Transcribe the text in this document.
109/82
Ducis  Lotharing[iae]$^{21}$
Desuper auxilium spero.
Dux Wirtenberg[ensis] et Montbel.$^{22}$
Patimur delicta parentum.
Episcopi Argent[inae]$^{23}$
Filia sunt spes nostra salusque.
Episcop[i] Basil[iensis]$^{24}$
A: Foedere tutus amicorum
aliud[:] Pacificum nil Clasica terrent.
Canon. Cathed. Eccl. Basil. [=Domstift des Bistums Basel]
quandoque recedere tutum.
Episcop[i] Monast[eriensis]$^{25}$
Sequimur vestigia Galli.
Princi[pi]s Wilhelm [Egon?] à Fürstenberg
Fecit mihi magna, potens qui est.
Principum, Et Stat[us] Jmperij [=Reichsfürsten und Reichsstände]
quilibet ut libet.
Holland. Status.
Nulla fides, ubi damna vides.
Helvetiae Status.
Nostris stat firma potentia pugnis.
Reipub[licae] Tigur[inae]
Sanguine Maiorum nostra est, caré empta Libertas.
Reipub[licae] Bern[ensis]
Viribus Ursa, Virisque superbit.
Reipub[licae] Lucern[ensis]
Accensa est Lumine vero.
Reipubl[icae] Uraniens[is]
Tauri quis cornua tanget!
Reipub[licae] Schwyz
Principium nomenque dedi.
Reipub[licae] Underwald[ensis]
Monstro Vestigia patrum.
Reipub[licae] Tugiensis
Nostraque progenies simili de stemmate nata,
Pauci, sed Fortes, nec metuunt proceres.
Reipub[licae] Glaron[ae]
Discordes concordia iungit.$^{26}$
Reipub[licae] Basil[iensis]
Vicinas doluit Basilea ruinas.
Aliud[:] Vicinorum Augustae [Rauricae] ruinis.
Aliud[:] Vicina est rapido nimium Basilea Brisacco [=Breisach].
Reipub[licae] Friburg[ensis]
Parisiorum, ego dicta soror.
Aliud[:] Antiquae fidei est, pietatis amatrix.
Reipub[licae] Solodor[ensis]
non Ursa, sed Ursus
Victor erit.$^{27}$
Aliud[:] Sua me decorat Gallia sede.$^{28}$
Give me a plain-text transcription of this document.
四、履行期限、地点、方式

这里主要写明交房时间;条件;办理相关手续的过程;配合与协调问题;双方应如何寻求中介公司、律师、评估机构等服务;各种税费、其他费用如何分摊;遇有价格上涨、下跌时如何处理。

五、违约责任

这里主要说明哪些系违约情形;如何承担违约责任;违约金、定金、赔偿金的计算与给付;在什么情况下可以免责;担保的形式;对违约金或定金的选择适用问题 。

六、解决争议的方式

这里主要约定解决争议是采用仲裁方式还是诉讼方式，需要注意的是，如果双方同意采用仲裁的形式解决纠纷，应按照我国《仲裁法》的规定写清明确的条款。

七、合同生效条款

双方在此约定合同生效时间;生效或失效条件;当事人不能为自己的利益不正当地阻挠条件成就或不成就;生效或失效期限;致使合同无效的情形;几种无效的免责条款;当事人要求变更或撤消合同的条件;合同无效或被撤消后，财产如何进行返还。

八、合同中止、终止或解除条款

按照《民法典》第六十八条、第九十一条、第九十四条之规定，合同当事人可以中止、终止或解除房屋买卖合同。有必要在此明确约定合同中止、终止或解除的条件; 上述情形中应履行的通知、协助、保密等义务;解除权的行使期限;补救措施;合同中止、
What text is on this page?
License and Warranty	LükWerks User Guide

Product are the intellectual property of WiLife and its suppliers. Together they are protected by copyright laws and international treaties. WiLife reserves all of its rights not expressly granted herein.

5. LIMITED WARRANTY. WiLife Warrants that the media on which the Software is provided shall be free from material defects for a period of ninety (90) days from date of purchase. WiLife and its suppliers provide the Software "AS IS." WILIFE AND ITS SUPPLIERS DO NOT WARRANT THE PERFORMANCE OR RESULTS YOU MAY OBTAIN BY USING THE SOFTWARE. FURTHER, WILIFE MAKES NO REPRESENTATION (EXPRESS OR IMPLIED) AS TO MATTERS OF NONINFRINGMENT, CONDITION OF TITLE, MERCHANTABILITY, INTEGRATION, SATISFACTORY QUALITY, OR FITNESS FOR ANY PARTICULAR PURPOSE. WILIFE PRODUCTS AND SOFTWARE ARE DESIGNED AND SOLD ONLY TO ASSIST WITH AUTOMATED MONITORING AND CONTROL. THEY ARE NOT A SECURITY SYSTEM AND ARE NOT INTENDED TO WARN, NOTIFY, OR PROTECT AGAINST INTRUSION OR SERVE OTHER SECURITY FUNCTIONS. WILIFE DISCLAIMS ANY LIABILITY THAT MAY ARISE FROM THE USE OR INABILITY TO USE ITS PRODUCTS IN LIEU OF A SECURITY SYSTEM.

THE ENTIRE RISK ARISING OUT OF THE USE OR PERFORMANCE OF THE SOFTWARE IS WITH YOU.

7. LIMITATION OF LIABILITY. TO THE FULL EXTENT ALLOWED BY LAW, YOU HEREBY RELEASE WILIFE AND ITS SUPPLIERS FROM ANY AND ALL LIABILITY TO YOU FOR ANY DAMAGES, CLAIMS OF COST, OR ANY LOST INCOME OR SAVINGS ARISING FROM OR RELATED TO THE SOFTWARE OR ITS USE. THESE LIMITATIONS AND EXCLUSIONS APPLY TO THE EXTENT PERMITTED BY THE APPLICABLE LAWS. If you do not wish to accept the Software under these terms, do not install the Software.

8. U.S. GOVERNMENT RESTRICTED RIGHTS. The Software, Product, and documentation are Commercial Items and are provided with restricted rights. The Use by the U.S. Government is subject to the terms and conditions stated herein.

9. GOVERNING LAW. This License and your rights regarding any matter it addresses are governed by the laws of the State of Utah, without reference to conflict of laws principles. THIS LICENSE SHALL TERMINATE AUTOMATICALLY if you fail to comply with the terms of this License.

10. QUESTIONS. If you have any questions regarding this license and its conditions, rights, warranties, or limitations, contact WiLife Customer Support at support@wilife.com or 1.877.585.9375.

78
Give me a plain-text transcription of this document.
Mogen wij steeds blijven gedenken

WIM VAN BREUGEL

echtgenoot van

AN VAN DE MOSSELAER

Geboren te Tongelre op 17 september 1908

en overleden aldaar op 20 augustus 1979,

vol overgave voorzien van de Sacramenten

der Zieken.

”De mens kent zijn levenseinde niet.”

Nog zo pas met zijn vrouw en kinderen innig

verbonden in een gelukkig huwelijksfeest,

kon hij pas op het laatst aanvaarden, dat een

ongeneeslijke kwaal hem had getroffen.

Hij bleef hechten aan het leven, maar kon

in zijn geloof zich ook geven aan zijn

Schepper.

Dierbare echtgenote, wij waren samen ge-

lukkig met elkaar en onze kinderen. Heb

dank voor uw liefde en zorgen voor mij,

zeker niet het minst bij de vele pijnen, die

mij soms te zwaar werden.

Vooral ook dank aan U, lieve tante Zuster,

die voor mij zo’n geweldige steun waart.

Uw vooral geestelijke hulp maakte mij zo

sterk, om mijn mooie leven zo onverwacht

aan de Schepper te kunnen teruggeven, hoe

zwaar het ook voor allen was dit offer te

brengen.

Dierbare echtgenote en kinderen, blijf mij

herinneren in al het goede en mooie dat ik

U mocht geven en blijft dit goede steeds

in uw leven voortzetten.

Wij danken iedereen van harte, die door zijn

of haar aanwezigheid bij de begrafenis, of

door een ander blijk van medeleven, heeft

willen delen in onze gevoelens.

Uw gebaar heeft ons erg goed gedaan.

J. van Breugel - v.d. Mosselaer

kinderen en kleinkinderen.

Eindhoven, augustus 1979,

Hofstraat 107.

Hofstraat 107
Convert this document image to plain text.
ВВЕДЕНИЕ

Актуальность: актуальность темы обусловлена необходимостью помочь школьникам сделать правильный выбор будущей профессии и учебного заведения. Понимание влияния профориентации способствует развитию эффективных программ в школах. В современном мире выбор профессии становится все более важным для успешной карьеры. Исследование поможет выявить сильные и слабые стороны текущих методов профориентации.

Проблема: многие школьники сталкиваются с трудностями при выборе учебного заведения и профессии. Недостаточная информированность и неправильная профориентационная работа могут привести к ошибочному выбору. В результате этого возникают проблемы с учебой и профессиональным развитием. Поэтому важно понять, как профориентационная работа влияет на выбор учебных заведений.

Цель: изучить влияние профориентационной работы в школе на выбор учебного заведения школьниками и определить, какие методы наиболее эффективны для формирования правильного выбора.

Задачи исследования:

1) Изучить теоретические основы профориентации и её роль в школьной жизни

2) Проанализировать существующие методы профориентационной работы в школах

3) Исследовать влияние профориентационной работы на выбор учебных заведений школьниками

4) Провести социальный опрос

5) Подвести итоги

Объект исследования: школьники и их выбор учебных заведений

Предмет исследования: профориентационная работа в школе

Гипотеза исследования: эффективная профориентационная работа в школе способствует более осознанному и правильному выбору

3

━━━━━━━━

> **Direction**
Sift the material for lines with the string "rights". Copy each one found.

> **Task output**
Product are the intellectual property of WiLife and its suppliers. Together they are protected by copyright laws and international treaties. WiLife reserves all of its rights not expressly granted herein.
8. U.S. GOVERNMENT RESTRICTED RIGHTS. The Software, Product, and documentation are Commercial Items and are provided with restricted rights. The Use by the U.S. Government is subject to the terms and conditions stated herein.
9. GOVERNING LAW. This License and your rights regarding any matter it addresses are governed by the laws of the State of Utah, without reference to conflict of laws principles. THIS LICENSE SHALL TERMINATE AUTOMATICALLY if you fail to comply with the terms of this License.
10. QUESTIONS. If you have any questions regarding this license and its conditions, rights, warranties, or limitations, contact WiLife Customer Support at support@wilife.com or 1.877.585.9375.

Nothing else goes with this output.